> _EXERCISE DESCRIPTION_: Copy out all the lines where "background" shows up.

* START RECORDS *

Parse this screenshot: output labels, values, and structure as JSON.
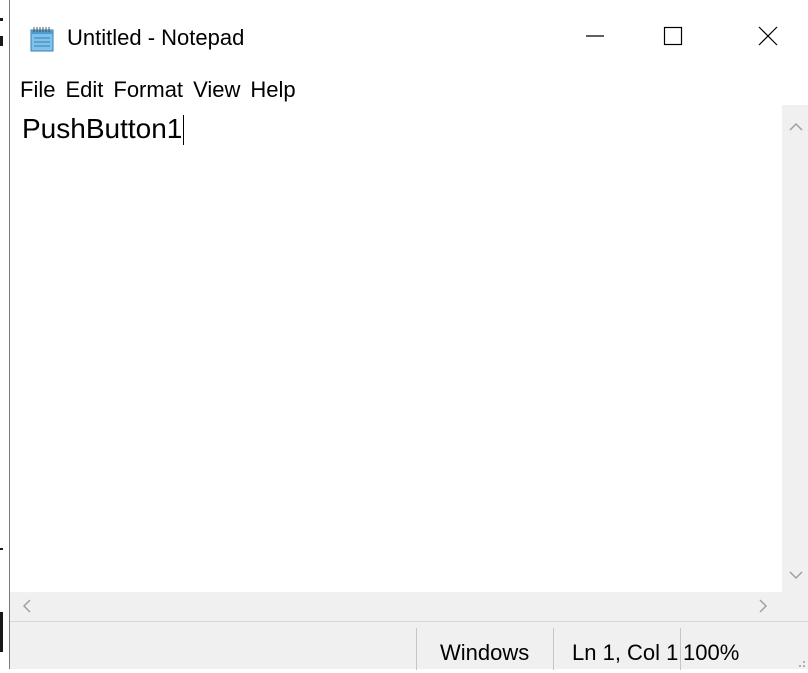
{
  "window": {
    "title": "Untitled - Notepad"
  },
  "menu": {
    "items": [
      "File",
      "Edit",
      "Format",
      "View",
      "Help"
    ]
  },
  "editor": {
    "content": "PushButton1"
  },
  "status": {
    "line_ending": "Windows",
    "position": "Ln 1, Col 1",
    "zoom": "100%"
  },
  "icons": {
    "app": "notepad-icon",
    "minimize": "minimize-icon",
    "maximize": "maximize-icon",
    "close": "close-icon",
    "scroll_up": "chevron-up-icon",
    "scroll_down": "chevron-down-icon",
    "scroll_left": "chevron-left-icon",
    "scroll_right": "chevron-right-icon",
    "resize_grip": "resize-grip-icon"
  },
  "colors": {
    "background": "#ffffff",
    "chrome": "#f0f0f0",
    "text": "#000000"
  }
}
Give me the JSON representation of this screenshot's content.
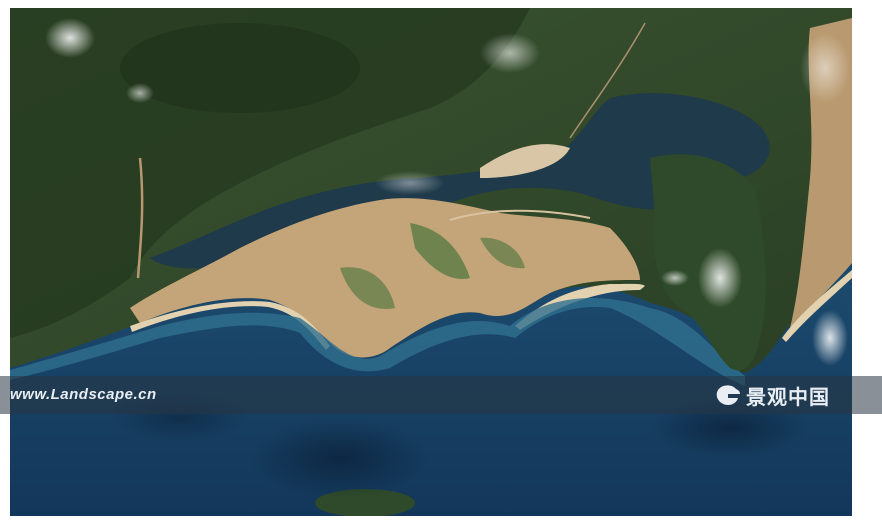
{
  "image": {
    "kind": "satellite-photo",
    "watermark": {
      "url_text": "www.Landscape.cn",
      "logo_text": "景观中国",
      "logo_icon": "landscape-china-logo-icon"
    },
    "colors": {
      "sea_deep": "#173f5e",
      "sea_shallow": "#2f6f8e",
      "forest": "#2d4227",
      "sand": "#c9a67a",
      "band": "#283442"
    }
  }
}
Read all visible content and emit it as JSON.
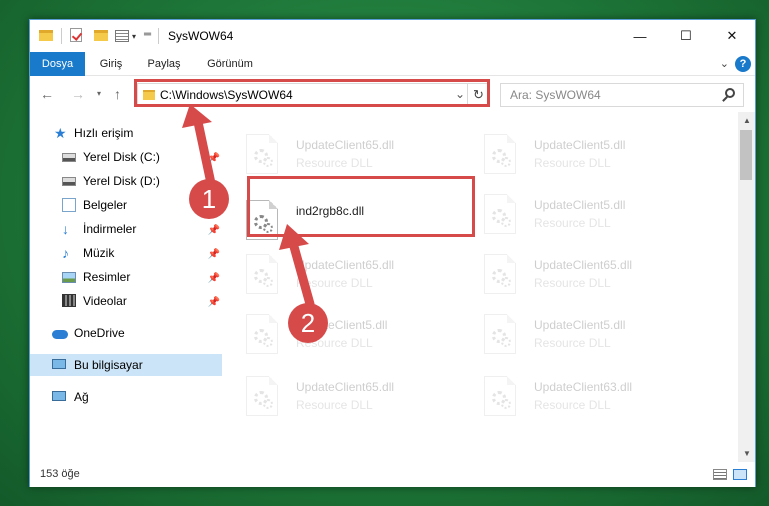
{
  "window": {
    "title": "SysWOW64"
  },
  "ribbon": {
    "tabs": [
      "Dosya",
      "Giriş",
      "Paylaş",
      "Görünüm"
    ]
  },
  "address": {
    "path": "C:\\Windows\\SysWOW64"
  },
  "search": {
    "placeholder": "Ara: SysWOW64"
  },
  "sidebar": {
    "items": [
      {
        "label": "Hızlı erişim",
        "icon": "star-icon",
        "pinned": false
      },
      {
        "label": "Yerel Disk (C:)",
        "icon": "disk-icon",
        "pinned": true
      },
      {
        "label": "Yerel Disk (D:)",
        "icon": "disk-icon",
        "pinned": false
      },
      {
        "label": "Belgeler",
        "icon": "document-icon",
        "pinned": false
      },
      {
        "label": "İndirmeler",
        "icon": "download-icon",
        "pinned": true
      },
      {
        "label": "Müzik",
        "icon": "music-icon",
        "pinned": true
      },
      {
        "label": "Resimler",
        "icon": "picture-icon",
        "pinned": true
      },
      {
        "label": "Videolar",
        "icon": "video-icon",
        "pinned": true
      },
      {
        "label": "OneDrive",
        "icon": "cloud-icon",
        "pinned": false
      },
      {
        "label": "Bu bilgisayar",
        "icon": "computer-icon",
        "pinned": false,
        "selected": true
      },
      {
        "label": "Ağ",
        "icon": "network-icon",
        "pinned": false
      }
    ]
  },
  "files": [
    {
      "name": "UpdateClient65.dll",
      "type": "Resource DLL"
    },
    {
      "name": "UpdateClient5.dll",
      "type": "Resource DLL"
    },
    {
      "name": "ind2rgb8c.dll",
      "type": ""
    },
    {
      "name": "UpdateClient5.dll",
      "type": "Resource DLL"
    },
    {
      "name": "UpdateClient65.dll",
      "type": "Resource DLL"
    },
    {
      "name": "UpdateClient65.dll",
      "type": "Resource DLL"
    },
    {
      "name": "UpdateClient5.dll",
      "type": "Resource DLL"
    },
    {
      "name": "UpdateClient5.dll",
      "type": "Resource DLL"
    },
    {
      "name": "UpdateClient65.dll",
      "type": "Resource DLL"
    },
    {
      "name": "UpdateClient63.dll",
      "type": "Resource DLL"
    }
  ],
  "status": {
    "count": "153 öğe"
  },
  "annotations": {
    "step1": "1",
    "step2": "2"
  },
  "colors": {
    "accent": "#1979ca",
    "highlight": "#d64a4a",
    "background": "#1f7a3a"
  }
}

* END RECORDS *
* START RECORDS *

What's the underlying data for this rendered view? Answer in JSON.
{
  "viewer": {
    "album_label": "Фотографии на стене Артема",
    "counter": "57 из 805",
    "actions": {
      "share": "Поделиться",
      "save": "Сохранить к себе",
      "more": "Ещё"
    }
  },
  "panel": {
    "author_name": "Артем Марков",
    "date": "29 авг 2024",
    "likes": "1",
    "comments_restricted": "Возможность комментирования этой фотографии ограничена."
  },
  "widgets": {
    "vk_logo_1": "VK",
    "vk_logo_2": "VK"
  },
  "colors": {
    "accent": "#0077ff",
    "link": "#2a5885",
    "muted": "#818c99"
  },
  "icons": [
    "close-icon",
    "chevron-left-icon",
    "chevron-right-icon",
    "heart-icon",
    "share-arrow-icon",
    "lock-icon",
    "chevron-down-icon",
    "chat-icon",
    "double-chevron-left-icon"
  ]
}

* END RECORDS *
* START RECORDS *

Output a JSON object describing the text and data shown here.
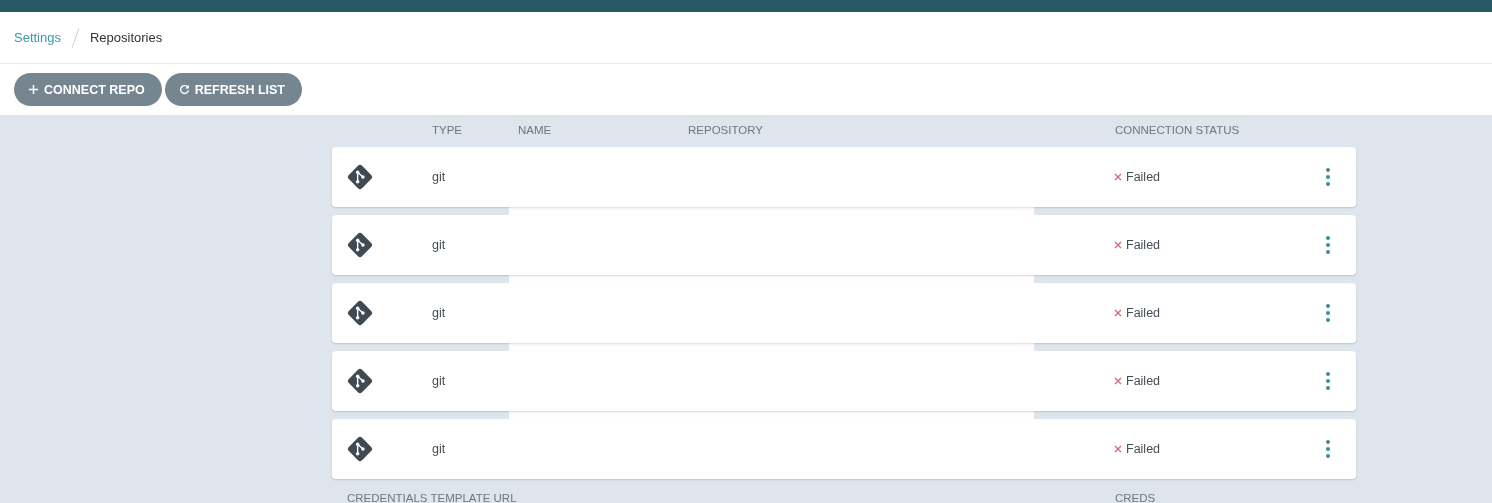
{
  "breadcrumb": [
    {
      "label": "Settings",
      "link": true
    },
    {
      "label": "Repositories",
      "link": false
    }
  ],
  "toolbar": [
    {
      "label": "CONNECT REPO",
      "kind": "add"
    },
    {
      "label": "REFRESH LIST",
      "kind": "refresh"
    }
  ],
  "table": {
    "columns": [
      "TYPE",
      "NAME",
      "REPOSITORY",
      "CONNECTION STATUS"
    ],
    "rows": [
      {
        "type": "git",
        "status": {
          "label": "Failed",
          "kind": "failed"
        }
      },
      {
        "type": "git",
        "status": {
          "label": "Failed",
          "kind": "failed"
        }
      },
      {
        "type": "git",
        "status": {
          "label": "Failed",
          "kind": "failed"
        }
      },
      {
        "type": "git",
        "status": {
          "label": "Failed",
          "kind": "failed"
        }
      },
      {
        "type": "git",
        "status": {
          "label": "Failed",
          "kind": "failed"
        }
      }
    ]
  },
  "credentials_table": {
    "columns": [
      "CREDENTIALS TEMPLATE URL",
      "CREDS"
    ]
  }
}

* END RECORDS *

> _EXERCISE RESULT_:
    "background": "#ffffff",
    "background": "#1f7a3a"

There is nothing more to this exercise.